TASK TO CARRY OUT: Only the number is needed: how many lines in the entries below contain the string "Eunpyeong"?

══ DATA SHOWN ══

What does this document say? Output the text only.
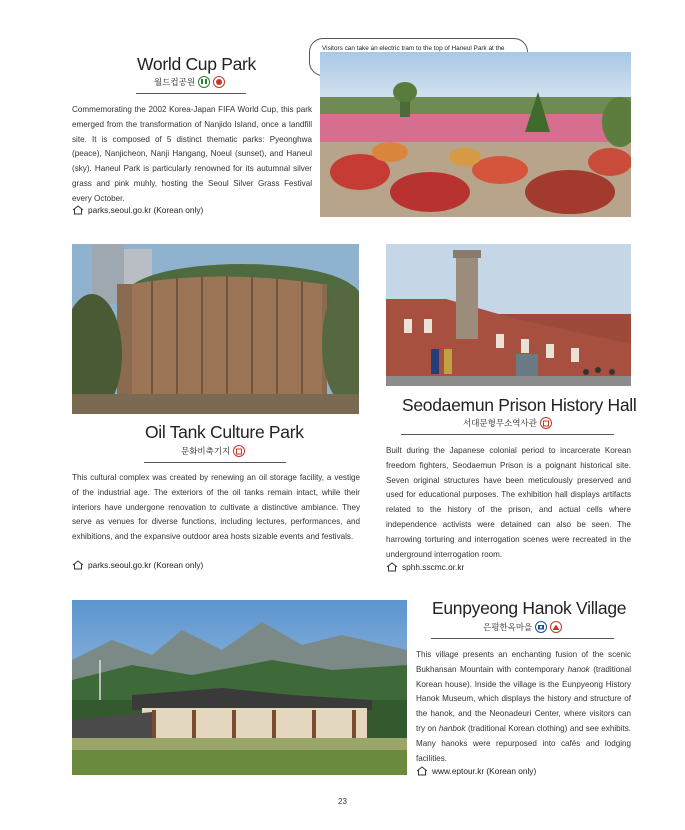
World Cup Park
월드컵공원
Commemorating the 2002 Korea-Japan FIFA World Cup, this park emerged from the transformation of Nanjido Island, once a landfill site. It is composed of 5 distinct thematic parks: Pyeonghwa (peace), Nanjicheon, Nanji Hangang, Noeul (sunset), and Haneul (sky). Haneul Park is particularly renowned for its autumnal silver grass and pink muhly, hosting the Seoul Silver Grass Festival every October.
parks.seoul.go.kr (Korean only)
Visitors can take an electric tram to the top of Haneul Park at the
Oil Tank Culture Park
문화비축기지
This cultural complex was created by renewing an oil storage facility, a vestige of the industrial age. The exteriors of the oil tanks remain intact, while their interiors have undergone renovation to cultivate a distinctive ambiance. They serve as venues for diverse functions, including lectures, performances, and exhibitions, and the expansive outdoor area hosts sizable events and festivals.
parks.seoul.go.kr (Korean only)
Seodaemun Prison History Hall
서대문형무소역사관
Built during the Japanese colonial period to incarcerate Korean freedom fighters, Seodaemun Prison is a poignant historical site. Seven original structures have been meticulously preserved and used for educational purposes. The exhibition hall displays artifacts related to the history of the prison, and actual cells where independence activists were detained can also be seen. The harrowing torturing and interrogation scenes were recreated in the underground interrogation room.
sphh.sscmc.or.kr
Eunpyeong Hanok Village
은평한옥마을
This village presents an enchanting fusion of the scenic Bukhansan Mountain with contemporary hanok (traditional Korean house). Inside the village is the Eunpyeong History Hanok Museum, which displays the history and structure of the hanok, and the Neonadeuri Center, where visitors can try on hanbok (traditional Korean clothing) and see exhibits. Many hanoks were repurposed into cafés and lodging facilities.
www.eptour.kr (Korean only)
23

═══

ANSWER AREA: 2